● **Challenge**
Check each line below for the word "behavior", and copy those that have it.

════════════════

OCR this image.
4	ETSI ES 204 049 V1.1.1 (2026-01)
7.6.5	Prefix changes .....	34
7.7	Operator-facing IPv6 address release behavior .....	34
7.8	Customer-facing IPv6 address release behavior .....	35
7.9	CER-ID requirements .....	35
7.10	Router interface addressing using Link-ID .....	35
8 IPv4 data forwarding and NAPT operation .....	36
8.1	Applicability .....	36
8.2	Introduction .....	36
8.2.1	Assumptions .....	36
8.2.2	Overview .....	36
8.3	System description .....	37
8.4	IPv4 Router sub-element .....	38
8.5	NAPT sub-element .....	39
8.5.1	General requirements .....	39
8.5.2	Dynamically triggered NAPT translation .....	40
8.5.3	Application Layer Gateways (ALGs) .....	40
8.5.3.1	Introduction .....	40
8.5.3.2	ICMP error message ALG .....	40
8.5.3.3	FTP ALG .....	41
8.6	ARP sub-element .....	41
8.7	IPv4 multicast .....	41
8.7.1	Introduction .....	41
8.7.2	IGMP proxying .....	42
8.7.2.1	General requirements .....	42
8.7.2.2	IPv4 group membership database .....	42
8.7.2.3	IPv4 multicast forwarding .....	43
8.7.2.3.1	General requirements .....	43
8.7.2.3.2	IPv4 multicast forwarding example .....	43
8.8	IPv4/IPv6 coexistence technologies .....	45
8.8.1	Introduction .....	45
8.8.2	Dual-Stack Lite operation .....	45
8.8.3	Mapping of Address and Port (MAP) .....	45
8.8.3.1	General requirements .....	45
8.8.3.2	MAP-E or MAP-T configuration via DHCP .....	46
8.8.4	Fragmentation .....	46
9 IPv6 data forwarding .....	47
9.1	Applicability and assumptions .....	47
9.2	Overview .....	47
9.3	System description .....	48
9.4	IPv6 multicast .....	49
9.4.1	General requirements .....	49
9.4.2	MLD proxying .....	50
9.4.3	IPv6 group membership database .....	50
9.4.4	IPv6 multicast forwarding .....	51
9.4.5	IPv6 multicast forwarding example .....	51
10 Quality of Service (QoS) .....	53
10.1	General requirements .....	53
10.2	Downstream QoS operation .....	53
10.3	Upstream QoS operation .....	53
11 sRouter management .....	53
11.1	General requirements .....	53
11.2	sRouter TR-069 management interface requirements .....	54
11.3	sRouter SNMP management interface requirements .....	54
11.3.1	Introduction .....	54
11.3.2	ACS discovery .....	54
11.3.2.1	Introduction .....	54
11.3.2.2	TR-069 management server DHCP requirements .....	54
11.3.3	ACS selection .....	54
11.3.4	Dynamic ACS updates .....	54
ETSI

════════════════

● **Result of the task**
7.7	Operator-facing IPv6 address release behavior .....	34
7.8	Customer-facing IPv6 address release behavior .....	35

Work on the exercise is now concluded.